%%

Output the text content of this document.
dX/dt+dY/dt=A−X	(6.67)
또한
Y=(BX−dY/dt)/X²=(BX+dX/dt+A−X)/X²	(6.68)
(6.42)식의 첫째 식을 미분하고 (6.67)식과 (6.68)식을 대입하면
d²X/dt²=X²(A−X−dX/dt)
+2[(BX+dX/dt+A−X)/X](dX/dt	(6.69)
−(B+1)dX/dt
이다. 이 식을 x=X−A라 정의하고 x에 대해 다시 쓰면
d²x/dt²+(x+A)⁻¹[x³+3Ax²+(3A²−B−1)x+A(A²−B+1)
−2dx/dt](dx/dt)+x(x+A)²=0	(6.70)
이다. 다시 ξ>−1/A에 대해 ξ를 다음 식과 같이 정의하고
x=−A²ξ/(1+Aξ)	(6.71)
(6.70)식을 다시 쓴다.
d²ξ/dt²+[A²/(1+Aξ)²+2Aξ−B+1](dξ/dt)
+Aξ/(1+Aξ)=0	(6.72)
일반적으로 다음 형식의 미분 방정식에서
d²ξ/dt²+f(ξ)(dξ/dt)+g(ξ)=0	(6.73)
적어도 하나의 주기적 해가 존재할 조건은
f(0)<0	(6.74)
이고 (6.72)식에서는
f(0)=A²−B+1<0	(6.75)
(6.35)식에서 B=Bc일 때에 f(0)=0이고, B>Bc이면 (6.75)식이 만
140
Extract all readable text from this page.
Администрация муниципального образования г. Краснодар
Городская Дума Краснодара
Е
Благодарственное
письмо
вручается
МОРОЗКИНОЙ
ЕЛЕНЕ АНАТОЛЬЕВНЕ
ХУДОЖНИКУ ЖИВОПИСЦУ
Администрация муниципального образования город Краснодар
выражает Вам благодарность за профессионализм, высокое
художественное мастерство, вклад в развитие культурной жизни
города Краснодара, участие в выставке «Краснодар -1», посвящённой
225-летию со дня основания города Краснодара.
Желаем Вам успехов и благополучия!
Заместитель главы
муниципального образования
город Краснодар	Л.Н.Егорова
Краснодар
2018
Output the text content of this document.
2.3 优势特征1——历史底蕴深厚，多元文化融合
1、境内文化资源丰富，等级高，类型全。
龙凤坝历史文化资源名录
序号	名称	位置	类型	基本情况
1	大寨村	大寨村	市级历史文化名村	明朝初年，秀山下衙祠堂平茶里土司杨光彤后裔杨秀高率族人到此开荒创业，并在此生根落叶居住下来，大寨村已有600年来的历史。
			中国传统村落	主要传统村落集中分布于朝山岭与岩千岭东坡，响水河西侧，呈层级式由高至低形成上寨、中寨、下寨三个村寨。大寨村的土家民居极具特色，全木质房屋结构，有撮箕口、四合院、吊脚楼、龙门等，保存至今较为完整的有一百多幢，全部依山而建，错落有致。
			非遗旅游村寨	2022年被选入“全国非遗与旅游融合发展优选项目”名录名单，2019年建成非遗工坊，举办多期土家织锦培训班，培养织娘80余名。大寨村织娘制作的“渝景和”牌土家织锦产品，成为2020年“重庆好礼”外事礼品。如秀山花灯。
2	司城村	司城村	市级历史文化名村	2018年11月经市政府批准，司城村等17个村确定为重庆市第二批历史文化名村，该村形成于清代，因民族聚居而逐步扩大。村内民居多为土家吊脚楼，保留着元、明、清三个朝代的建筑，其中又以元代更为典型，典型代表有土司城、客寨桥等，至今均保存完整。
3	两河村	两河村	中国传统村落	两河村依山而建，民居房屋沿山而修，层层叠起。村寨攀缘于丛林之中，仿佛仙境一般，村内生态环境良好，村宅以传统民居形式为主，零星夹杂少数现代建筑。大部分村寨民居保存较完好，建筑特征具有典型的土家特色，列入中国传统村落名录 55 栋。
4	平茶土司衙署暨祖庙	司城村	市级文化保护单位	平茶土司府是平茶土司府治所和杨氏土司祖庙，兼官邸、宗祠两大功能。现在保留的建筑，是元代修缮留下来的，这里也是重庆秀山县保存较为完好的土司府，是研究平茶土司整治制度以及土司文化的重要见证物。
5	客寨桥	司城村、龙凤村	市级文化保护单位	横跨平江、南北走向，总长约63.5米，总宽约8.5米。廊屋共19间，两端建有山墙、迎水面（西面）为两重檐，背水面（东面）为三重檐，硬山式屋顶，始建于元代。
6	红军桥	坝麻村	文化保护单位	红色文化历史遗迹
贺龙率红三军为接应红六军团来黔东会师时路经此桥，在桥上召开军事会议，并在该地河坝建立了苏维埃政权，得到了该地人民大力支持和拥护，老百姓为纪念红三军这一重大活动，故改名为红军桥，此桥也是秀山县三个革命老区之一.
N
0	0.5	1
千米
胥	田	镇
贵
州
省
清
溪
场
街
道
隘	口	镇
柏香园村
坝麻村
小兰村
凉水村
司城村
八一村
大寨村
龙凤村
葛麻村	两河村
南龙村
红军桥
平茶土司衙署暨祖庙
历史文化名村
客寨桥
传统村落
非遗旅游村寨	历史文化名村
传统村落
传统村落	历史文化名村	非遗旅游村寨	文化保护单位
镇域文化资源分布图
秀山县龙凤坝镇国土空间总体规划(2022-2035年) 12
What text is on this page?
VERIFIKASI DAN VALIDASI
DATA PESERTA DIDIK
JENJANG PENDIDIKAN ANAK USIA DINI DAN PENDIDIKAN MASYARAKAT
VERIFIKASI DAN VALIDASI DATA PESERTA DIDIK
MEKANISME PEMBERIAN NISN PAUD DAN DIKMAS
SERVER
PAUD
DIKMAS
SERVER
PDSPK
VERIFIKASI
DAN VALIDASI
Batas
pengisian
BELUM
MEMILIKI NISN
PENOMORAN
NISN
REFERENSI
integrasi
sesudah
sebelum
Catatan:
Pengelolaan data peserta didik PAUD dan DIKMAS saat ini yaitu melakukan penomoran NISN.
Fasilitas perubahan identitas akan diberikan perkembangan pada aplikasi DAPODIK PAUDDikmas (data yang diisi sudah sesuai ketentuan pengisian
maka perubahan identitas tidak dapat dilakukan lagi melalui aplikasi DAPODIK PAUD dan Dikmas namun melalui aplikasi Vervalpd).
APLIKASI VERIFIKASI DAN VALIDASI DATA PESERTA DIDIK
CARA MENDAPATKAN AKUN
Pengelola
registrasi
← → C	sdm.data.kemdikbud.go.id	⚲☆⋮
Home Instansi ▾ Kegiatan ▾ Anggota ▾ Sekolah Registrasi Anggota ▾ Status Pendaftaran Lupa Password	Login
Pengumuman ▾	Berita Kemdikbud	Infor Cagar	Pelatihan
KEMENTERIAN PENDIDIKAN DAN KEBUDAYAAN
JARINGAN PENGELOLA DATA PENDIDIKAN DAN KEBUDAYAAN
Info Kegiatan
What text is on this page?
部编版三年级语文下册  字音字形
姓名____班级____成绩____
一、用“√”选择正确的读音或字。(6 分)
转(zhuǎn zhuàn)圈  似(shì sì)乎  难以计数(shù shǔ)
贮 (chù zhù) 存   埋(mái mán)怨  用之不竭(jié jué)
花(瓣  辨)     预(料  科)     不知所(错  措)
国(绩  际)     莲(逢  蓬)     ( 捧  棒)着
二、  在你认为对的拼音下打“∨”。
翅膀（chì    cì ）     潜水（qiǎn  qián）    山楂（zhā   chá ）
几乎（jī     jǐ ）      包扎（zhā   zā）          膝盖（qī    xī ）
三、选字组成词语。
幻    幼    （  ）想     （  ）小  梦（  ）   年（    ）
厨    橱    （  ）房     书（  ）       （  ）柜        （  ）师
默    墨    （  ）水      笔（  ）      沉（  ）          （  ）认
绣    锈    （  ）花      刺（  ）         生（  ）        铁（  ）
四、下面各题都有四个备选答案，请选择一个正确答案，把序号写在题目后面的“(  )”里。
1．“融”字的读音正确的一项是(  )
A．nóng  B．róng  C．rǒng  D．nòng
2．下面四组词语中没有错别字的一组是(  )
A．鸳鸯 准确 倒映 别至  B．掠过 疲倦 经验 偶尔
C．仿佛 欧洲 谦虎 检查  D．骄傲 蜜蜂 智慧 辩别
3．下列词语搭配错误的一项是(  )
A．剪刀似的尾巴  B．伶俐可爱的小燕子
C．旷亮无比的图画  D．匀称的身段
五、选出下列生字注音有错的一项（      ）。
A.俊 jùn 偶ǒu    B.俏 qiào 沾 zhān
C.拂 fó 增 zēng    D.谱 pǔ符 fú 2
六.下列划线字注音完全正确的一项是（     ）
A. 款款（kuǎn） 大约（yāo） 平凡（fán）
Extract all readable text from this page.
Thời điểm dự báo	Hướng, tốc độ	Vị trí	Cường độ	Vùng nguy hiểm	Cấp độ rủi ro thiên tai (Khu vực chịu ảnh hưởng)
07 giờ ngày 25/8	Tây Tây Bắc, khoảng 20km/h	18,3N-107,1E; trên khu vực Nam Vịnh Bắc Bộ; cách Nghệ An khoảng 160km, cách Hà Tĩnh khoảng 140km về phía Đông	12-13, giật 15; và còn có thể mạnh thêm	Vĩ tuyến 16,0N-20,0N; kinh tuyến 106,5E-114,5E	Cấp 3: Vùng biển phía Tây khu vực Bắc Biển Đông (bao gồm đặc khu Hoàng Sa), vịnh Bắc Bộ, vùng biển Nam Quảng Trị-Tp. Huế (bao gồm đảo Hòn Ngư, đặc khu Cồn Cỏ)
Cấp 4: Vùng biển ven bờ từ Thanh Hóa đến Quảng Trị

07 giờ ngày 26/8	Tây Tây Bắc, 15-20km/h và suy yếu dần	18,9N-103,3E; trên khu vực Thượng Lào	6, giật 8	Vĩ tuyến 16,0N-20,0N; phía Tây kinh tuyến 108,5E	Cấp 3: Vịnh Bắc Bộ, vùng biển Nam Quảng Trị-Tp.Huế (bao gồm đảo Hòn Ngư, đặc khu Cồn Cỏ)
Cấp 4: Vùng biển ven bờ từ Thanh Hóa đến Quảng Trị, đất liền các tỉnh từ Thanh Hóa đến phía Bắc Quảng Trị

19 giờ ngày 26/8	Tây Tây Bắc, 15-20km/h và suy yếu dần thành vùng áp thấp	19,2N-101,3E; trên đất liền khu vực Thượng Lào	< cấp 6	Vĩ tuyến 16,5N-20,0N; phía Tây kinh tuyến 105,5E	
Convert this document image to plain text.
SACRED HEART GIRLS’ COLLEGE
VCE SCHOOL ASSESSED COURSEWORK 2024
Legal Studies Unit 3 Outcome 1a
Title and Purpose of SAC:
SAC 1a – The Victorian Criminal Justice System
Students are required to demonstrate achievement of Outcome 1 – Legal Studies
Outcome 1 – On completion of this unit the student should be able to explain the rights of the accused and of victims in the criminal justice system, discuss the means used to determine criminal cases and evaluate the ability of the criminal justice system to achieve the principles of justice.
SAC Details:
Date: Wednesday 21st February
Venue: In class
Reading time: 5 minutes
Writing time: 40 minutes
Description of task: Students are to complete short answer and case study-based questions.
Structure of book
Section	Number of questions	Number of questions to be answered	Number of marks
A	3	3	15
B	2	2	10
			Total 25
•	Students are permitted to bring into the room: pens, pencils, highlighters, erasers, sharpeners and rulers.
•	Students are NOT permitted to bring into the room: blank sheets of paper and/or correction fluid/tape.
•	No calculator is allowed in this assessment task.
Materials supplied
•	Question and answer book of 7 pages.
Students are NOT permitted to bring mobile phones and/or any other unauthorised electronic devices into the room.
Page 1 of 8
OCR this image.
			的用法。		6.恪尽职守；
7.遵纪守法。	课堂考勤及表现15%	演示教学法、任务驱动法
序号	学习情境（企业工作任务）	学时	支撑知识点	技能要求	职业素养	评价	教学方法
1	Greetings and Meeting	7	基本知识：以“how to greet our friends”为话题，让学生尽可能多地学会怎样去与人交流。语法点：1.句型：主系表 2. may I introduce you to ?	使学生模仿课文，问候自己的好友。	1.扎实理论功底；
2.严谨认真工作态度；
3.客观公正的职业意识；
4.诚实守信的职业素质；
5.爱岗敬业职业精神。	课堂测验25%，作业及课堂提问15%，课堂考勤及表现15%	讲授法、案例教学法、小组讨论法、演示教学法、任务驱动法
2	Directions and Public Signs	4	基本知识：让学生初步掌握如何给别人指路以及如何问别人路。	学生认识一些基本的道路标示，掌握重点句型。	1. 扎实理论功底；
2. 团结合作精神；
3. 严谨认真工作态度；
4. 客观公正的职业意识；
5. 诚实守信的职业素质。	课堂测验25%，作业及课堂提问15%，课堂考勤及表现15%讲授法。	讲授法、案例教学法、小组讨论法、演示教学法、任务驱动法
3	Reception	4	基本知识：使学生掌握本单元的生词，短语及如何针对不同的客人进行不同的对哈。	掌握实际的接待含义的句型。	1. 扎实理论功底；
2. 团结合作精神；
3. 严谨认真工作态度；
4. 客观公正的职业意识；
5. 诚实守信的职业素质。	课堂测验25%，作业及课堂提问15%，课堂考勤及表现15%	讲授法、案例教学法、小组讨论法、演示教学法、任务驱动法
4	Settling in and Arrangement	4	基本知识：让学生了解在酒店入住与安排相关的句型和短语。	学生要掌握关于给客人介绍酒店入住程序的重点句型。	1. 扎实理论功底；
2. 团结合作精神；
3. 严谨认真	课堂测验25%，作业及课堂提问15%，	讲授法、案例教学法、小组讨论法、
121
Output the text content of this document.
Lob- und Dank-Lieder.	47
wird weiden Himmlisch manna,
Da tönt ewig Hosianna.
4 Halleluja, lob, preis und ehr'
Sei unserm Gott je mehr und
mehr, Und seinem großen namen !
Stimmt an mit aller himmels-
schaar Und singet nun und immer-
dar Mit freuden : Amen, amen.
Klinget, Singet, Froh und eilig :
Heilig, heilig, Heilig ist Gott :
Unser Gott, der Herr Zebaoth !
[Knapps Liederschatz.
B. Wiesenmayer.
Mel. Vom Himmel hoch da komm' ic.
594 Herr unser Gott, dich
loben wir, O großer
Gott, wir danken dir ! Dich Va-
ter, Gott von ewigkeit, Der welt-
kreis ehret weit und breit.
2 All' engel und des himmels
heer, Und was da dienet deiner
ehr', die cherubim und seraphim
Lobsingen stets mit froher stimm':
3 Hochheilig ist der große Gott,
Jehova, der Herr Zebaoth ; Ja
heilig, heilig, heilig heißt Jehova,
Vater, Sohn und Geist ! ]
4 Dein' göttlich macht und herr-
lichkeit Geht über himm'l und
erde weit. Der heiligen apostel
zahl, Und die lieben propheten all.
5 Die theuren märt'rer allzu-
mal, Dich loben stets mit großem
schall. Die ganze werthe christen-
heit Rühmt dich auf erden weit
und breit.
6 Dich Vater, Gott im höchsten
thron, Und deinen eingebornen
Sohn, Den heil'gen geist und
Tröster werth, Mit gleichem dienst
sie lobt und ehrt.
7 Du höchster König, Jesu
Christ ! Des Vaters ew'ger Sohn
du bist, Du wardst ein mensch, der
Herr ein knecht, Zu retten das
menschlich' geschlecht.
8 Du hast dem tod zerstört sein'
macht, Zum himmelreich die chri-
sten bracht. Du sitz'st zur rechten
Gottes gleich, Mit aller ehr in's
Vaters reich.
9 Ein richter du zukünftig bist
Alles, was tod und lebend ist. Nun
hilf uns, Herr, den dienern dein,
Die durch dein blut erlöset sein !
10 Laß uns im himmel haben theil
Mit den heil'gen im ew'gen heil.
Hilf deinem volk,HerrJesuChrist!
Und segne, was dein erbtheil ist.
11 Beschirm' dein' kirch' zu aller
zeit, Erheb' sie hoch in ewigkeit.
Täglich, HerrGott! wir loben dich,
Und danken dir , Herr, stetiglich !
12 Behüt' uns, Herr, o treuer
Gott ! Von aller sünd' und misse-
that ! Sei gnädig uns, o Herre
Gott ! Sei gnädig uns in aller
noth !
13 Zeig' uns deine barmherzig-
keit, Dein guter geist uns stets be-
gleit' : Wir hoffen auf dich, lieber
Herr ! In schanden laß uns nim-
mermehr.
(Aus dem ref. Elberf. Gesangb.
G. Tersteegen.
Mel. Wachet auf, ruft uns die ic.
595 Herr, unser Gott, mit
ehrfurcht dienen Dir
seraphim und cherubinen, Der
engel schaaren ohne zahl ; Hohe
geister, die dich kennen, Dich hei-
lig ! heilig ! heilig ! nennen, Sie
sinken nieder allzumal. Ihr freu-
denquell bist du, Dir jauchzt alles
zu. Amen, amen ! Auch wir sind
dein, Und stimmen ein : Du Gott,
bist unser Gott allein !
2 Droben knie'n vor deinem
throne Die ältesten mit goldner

%%

**WHAT TO WORK ON**:
Search the data for "PENDIDIKAN". Copy every line that has it.

**FULL SOLUTION**:
JENJANG PENDIDIKAN ANAK USIA DINI DAN PENDIDIKAN MASYARAKAT
KEMENTERIAN PENDIDIKAN DAN KEBUDAYAAN
JARINGAN PENGELOLA DATA PENDIDIKAN DAN KEBUDAYAAN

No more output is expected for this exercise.